***** SOURCE RECORDS *****

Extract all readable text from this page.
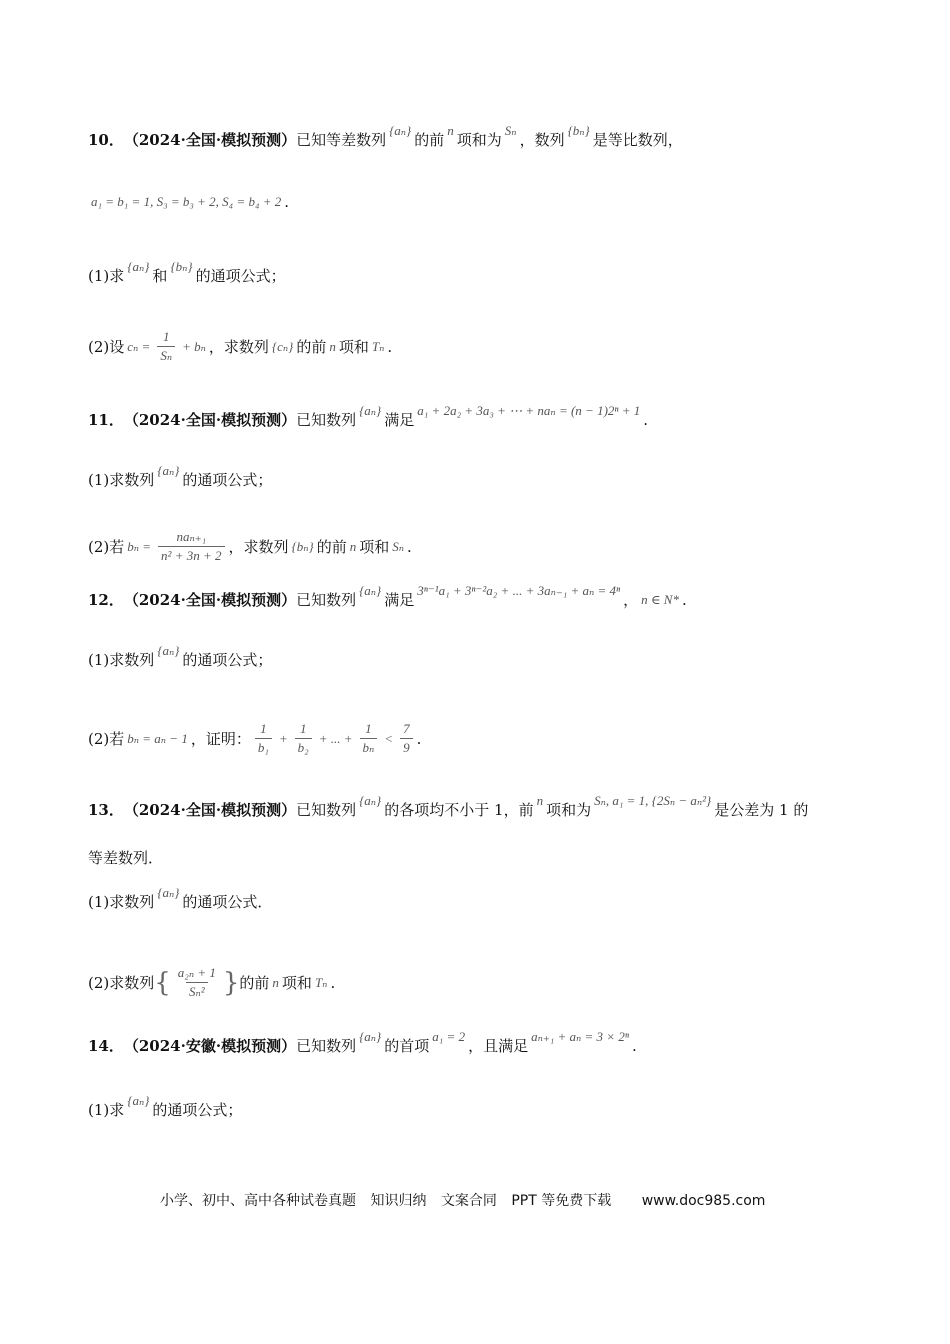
10． （2024·全国·模拟预测） 已知等差数列
{aₙ}
的前
n
项和为
Sₙ
，数列
{bₙ}
是等比数列，
a₁ = b₁ = 1, S₃ = b₃ + 2, S₄ = b₄ + 2 .
(1)求
{aₙ}
和
{bₙ}
的通项公式；
(2)设 $c_n = \frac{1}{\text{Sₙ}} + b_n$ ，求数列 {cₙ} 的前 n 项和 Tₙ .
11． （2024·全国·模拟预测） 已知数列
{aₙ}
满足
a₁ + 2a₂ + 3a₃ + ⋯ + naₙ = (n − 1)2ⁿ + 1
.
(1)求数列
{aₙ}
的通项公式；
(2)若 $b_n = \frac{\text{naₙ₊₁}}{\text{n² + 3n + 2}}$ ，求数列 {bₙ} 的前 n 项和 Sₙ .
12． （2024·全国·模拟预测） 已知数列
{aₙ}
满足
3ⁿ⁻¹a₁ + 3ⁿ⁻²a₂ + ... + 3aₙ₋₁ + aₙ = 4ⁿ
， n ∈ N* .
(1)求数列
{aₙ}
的通项公式；
(2)若 bₙ = aₙ − 1 ，证明： $\frac{1}{\text{b₁}} + \frac{1}{\text{b₂}}$ + ... + $\frac{1}{\text{bₙ}} < \frac{7}{9}$ .
13． （2024·全国·模拟预测） 已知数列
{aₙ}
的各项均不小于 1，前
n
项和为
Sₙ, a₁ = 1, {2Sₙ − aₙ²}
是公差为 1 的
等差数列．
(1)求数列
{aₙ}
的通项公式．
(2)求数列 { $\frac{\text{a₂ₙ + 1}}{\text{Sₙ²}}$ } 的前 n 项和 Tₙ .
14． （2024·安徽·模拟预测） 已知数列
{aₙ}
的首项
a₁ = 2
，且满足
aₙ₊₁ + aₙ = 3 × 2ⁿ
.
(1)求
{aₙ}
的通项公式；
小学、初中、高中各种试卷真题 知识归纳 文案合同 PPT 等免费下载 www.doc985.com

*****

Count every line of the material above that holds the string "frac", then state only the total.

# EXERCISE RESULT:
4